Мужчины выпили много шампанского в эту прощальную ночь; от недостатка сна и излишка вина они имели страшные, зеленовато-бледные лица, говорили о свидании, но без особенной веры, а как будто для ободрения себя; в особенности глядя на Наталью Александровну, трудно было надеяться на отдаленное будущее; она сама говорила: «Я чувствую, что не доживу до старости, жаль только, что не увижу детей большими. О, дети, дети, – говорила она, – дорогие цепи; пожила бы для себя, да нельзя».
Вот сидим уже в вагоне и смотрим на провожающих нас. Как теперь вижу бледное лицо Натальи Александровны, опирающейся на руку сияющего здоровьем Александра Ивановича, и всё исчезает.
Узнав о нашем приезде в Берлин, Михаил Александрович Бакунин пришел к нам вечером; я о нем слышала и желала увидеть его сама. О нем говорили много разного; говорили как о человеке бесконечно умном, начитанном и знающем в совершенстве немецкую философию, а вместе с тем как о детски избалованном, бестактном и любящем заниматься сплетнями. Однако в один вечер нельзя было узнать такого замечательного человека. Он пришел любезно и развязно с нами познакомиться и много нас расспрашивал о наших общих друзьях, оставшихся в Париже. От избытка энергии Бакунин не унывал, а смотрел на революционное дело несколько по-детски; прощаясь, жал нам крепко руки, говоря: «До свидания в славянской республике». Все смеялись его выходке.

_Записи_:
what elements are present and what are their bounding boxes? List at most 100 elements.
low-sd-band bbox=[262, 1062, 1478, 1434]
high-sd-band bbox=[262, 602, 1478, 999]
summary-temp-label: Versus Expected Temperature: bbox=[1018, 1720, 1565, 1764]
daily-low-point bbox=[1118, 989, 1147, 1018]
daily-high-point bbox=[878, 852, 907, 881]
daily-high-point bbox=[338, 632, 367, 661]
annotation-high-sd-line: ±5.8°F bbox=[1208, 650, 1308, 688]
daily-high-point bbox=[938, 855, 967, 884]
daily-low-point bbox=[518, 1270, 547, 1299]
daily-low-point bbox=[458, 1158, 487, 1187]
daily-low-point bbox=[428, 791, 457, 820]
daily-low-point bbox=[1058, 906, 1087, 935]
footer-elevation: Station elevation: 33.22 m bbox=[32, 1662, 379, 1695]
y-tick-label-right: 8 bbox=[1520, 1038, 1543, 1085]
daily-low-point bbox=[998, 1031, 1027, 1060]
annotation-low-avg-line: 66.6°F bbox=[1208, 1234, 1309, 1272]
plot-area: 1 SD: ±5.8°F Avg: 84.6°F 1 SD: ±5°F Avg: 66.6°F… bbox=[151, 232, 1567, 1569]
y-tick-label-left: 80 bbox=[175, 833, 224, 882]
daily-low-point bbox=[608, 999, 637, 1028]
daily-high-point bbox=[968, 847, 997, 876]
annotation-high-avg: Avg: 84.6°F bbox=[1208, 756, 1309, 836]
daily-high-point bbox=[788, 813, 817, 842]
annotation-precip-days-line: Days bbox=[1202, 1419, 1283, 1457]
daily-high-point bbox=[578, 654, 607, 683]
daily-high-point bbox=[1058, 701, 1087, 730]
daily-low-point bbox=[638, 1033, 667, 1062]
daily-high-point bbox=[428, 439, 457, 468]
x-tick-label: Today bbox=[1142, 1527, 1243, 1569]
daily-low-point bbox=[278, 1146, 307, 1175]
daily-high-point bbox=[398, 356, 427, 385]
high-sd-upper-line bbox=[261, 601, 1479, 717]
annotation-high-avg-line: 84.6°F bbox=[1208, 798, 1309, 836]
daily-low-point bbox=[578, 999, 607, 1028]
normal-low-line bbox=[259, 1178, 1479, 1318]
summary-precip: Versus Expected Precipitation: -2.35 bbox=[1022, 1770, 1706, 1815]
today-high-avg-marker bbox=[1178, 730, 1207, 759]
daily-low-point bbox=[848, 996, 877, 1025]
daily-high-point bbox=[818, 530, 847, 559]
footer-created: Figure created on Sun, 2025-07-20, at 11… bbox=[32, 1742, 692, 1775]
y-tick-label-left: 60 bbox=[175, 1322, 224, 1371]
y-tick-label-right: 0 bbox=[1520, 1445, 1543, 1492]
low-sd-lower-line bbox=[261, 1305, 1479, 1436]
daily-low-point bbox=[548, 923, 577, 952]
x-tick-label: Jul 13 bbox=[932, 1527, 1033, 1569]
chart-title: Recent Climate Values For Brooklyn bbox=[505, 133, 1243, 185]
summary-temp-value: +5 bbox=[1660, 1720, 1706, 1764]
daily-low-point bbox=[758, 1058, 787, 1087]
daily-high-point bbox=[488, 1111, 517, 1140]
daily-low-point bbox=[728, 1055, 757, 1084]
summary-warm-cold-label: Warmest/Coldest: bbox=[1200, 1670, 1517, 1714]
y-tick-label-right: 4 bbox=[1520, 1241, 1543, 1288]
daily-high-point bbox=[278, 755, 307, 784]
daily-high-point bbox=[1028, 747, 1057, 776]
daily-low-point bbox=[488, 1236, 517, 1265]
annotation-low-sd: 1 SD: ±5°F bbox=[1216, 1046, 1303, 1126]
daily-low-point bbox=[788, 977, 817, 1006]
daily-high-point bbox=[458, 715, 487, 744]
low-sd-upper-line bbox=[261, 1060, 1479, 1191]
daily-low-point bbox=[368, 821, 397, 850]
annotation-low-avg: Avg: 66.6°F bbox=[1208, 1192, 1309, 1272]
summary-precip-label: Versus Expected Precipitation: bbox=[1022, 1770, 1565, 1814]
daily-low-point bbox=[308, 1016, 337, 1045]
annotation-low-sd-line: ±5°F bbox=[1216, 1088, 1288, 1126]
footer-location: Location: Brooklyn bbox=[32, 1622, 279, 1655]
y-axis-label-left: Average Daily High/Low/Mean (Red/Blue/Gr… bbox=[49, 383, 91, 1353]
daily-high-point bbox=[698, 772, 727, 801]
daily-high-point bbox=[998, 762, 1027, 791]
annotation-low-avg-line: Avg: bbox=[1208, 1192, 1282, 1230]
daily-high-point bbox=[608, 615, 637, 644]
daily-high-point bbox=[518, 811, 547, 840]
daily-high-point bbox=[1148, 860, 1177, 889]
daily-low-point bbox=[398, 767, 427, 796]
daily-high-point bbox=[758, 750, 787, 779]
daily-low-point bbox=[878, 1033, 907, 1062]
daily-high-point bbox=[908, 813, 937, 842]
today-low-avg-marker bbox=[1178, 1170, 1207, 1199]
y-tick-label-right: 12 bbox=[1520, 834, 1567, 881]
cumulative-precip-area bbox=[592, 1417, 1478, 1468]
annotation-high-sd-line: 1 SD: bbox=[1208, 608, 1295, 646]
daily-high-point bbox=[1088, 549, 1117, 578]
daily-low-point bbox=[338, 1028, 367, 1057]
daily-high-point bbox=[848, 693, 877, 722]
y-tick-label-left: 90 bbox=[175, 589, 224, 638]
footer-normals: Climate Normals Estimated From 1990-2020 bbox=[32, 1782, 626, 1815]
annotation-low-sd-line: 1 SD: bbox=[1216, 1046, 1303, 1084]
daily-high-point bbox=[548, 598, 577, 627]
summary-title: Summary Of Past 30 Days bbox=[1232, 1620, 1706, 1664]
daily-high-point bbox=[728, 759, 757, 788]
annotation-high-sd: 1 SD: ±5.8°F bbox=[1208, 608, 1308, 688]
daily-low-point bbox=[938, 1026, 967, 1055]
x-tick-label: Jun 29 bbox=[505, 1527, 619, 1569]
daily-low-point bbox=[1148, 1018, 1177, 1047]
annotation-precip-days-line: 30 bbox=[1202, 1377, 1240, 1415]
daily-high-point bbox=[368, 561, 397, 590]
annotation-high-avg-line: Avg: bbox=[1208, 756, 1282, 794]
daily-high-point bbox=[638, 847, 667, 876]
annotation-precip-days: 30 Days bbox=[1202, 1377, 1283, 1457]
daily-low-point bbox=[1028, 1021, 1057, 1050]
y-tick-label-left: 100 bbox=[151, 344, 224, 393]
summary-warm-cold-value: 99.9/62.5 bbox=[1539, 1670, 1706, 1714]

_Задание_: Перепишите из текста слово в слово кусок от «Мужчины выпили много» до «и всё исчезает.» включительно.

_Ответ_:
Мужчины выпили много шампанского в эту прощальную ночь; от недостатка сна и излишка вина они имели страшные, зеленовато-бледные лица, говорили о свидании, но без особенной веры, а как будто для ободрения себя; в особенности глядя на Наталью Александровну, трудно было надеяться на отдаленное будущее; она сама говорила: «Я чувствую, что не доживу до старости, жаль только, что не увижу детей большими. О, дети, дети, – говорила она, – дорогие цепи; пожила бы для себя, да нельзя».
Вот сидим уже в вагоне и смотрим на провожающих нас. Как теперь вижу бледное лицо Натальи Александровны, опирающейся на руку сияющего здоровьем Александра Ивановича, и всё исчезает.